··· Extracted material ···

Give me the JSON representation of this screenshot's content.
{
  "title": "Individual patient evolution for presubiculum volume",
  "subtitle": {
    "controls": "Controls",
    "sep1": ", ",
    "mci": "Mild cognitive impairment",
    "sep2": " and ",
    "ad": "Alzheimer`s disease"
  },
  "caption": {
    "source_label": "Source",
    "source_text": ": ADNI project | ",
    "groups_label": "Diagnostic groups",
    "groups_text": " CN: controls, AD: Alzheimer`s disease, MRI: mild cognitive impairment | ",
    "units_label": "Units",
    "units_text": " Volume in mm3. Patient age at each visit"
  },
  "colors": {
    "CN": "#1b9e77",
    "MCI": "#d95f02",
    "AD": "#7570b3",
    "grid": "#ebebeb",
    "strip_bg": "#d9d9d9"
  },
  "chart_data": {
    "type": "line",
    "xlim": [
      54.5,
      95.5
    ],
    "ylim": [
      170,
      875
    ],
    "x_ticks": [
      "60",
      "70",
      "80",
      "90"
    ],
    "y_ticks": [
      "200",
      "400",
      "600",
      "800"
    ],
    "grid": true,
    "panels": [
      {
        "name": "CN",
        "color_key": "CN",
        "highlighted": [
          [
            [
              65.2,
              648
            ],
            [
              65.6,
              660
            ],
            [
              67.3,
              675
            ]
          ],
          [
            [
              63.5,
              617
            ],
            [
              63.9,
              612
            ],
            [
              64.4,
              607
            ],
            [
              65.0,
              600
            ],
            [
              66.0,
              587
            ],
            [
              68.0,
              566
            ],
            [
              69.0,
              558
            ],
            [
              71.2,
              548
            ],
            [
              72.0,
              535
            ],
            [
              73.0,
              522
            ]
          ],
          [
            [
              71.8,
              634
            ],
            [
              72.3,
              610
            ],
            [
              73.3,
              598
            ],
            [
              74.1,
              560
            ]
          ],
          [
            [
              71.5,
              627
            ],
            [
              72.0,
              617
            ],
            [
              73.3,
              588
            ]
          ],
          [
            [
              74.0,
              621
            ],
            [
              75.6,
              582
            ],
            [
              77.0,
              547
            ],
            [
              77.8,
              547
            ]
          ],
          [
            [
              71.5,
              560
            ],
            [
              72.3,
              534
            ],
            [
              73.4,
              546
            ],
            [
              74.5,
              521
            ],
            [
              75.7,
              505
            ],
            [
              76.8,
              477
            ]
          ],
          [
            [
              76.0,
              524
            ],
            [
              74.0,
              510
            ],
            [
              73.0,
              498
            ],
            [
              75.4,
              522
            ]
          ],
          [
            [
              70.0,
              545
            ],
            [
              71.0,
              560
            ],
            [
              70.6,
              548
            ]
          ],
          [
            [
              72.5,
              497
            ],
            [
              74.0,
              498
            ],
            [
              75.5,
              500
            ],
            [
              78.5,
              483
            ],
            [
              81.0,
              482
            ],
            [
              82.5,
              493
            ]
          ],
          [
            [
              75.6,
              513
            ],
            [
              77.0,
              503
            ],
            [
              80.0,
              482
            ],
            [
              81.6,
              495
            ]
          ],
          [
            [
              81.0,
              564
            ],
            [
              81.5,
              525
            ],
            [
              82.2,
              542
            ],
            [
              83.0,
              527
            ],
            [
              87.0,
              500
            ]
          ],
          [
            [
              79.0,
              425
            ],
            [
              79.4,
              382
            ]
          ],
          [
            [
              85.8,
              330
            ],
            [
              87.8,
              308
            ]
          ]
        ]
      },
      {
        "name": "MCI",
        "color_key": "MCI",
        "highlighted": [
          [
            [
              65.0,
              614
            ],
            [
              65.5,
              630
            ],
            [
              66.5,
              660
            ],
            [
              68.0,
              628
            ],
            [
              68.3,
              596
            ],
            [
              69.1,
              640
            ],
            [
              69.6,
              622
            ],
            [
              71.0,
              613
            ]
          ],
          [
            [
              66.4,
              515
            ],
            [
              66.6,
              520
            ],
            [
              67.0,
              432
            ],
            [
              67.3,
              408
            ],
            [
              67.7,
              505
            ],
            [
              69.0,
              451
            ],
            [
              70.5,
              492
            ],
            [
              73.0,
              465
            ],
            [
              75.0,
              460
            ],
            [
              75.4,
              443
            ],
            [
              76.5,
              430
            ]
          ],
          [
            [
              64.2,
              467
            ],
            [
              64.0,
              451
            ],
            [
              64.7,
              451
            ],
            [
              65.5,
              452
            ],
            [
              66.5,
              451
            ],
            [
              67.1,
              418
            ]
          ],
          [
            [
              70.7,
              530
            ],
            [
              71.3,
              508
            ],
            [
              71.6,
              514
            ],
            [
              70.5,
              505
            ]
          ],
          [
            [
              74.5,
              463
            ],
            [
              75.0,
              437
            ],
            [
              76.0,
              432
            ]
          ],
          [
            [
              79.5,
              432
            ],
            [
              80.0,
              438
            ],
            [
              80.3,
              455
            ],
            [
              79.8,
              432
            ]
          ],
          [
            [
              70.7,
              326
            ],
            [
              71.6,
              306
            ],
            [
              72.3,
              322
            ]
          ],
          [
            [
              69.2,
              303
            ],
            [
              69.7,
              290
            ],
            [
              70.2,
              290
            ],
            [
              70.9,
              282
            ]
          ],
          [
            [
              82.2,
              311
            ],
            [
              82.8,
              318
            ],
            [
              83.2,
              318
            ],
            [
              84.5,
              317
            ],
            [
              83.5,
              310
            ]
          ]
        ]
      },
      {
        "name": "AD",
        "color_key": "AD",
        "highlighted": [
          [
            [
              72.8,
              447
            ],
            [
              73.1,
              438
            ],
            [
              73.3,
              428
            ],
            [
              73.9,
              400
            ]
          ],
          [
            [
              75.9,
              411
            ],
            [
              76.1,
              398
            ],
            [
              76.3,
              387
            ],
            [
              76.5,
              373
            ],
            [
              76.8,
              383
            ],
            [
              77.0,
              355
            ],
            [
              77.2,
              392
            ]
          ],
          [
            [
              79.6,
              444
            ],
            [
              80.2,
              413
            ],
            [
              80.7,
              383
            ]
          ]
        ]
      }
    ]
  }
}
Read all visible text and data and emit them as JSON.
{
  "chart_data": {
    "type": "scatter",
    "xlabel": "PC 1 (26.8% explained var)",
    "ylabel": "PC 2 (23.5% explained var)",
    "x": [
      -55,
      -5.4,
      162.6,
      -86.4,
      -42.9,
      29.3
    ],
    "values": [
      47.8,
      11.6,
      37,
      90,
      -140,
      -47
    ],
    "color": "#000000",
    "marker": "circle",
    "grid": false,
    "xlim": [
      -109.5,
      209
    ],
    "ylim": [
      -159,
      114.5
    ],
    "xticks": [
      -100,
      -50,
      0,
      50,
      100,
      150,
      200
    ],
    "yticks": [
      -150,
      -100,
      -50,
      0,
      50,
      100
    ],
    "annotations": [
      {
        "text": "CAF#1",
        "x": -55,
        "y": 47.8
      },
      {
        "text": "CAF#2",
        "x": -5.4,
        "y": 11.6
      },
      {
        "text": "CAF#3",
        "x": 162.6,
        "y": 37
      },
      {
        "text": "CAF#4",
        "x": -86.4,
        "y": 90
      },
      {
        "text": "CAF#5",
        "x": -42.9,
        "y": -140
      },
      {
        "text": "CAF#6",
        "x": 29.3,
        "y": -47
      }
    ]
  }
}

···

#### [Instructions for the task]
Print the material once more, exactly.

#### [The response]
Give me the JSON representation of this screenshot's content.
{
  "title": "Individual patient evolution for presubiculum volume",
  "subtitle": {
    "controls": "Controls",
    "sep1": ", ",
    "mci": "Mild cognitive impairment",
    "sep2": " and ",
    "ad": "Alzheimer`s disease"
  },
  "caption": {
    "source_label": "Source",
    "source_text": ": ADNI project | ",
    "groups_label": "Diagnostic groups",
    "groups_text": " CN: controls, AD: Alzheimer`s disease, MRI: mild cognitive impairment | ",
    "units_label": "Units",
    "units_text": " Volume in mm3. Patient age at each visit"
  },
  "colors": {
    "CN": "#1b9e77",
    "MCI": "#d95f02",
    "AD": "#7570b3",
    "grid": "#ebebeb",
    "strip_bg": "#d9d9d9"
  },
  "chart_data": {
    "type": "line",
    "xlim": [
      54.5,
      95.5
    ],
    "ylim": [
      170,
      875
    ],
    "x_ticks": [
      "60",
      "70",
      "80",
      "90"
    ],
    "y_ticks": [
      "200",
      "400",
      "600",
      "800"
    ],
    "grid": true,
    "panels": [
      {
        "name": "CN",
        "color_key": "CN",
        "highlighted": [
          [
            [
              65.2,
              648
            ],
            [
              65.6,
              660
            ],
            [
              67.3,
              675
            ]
          ],
          [
            [
              63.5,
              617
            ],
            [
              63.9,
              612
            ],
            [
              64.4,
              607
            ],
            [
              65.0,
              600
            ],
            [
              66.0,
              587
            ],
            [
              68.0,
              566
            ],
            [
              69.0,
              558
            ],
            [
              71.2,
              548
            ],
            [
              72.0,
              535
            ],
            [
              73.0,
              522
            ]
          ],
          [
            [
              71.8,
              634
            ],
            [
              72.3,
              610
            ],
            [
              73.3,
              598
            ],
            [
              74.1,
              560
            ]
          ],
          [
            [
              71.5,
              627
            ],
            [
              72.0,
              617
            ],
            [
              73.3,
              588
            ]
          ],
          [
            [
              74.0,
              621
            ],
            [
              75.6,
              582
            ],
            [
              77.0,
              547
            ],
            [
              77.8,
              547
            ]
          ],
          [
            [
              71.5,
              560
            ],
            [
              72.3,
              534
            ],
            [
              73.4,
              546
            ],
            [
              74.5,
              521
            ],
            [
              75.7,
              505
            ],
            [
              76.8,
              477
            ]
          ],
          [
            [
              76.0,
              524
            ],
            [
              74.0,
              510
            ],
            [
              73.0,
              498
            ],
            [
              75.4,
              522
            ]
          ],
          [
            [
              70.0,
              545
            ],
            [
              71.0,
              560
            ],
            [
              70.6,
              548
            ]
          ],
          [
            [
              72.5,
              497
            ],
            [
              74.0,
              498
            ],
            [
              75.5,
              500
            ],
            [
              78.5,
              483
            ],
            [
              81.0,
              482
            ],
            [
              82.5,
              493
            ]
          ],
          [
            [
              75.6,
              513
            ],
            [
              77.0,
              503
            ],
            [
              80.0,
              482
            ],
            [
              81.6,
              495
            ]
          ],
          [
            [
              81.0,
              564
            ],
            [
              81.5,
              525
            ],
            [
              82.2,
              542
            ],
            [
              83.0,
              527
            ],
            [
              87.0,
              500
            ]
          ],
          [
            [
              79.0,
              425
            ],
            [
              79.4,
              382
            ]
          ],
          [
            [
              85.8,
              330
            ],
            [
              87.8,
              308
            ]
          ]
        ]
      },
      {
        "name": "MCI",
        "color_key": "MCI",
        "highlighted": [
          [
            [
              65.0,
              614
            ],
            [
              65.5,
              630
            ],
            [
              66.5,
              660
            ],
            [
              68.0,
              628
            ],
            [
              68.3,
              596
            ],
            [
              69.1,
              640
            ],
            [
              69.6,
              622
            ],
            [
              71.0,
              613
            ]
          ],
          [
            [
              66.4,
              515
            ],
            [
              66.6,
              520
            ],
            [
              67.0,
              432
            ],
            [
              67.3,
              408
            ],
            [
              67.7,
              505
            ],
            [
              69.0,
              451
            ],
            [
              70.5,
              492
            ],
            [
              73.0,
              465
            ],
            [
              75.0,
              460
            ],
            [
              75.4,
              443
            ],
            [
              76.5,
              430
            ]
          ],
          [
            [
              64.2,
              467
            ],
            [
              64.0,
              451
            ],
            [
              64.7,
              451
            ],
            [
              65.5,
              452
            ],
            [
              66.5,
              451
            ],
            [
              67.1,
              418
            ]
          ],
          [
            [
              70.7,
              530
            ],
            [
              71.3,
              508
            ],
            [
              71.6,
              514
            ],
            [
              70.5,
              505
            ]
          ],
          [
            [
              74.5,
              463
            ],
            [
              75.0,
              437
            ],
            [
              76.0,
              432
            ]
          ],
          [
            [
              79.5,
              432
            ],
            [
              80.0,
              438
            ],
            [
              80.3,
              455
            ],
            [
              79.8,
              432
            ]
          ],
          [
            [
              70.7,
              326
            ],
            [
              71.6,
              306
            ],
            [
              72.3,
              322
            ]
          ],
          [
            [
              69.2,
              303
            ],
            [
              69.7,
              290
            ],
            [
              70.2,
              290
            ],
            [
              70.9,
              282
            ]
          ],
          [
            [
              82.2,
              311
            ],
            [
              82.8,
              318
            ],
            [
              83.2,
              318
            ],
            [
              84.5,
              317
            ],
            [
              83.5,
              310
            ]
          ]
        ]
      },
      {
        "name": "AD",
        "color_key": "AD",
        "highlighted": [
          [
            [
              72.8,
              447
            ],
            [
              73.1,
              438
            ],
            [
              73.3,
              428
            ],
            [
              73.9,
              400
            ]
          ],
          [
            [
              75.9,
              411
            ],
            [
              76.1,
              398
            ],
            [
              76.3,
              387
            ],
            [
              76.5,
              373
            ],
            [
              76.8,
              383
            ],
            [
              77.0,
              355
            ],
            [
              77.2,
              392
            ]
          ],
          [
            [
              79.6,
              444
            ],
            [
              80.2,
              413
            ],
            [
              80.7,
              383
            ]
          ]
        ]
      }
    ]
  }
}
Read all visible text and data and emit them as JSON.
{
  "chart_data": {
    "type": "scatter",
    "xlabel": "PC 1 (26.8% explained var)",
    "ylabel": "PC 2 (23.5% explained var)",
    "x": [
      -55,
      -5.4,
      162.6,
      -86.4,
      -42.9,
      29.3
    ],
    "values": [
      47.8,
      11.6,
      37,
      90,
      -140,
      -47
    ],
    "color": "#000000",
    "marker": "circle",
    "grid": false,
    "xlim": [
      -109.5,
      209
    ],
    "ylim": [
      -159,
      114.5
    ],
    "xticks": [
      -100,
      -50,
      0,
      50,
      100,
      150,
      200
    ],
    "yticks": [
      -150,
      -100,
      -50,
      0,
      50,
      100
    ],
    "annotations": [
      {
        "text": "CAF#1",
        "x": -55,
        "y": 47.8
      },
      {
        "text": "CAF#2",
        "x": -5.4,
        "y": 11.6
      },
      {
        "text": "CAF#3",
        "x": 162.6,
        "y": 37
      },
      {
        "text": "CAF#4",
        "x": -86.4,
        "y": 90
      },
      {
        "text": "CAF#5",
        "x": -42.9,
        "y": -140
      },
      {
        "text": "CAF#6",
        "x": 29.3,
        "y": -47
      }
    ]
  }
}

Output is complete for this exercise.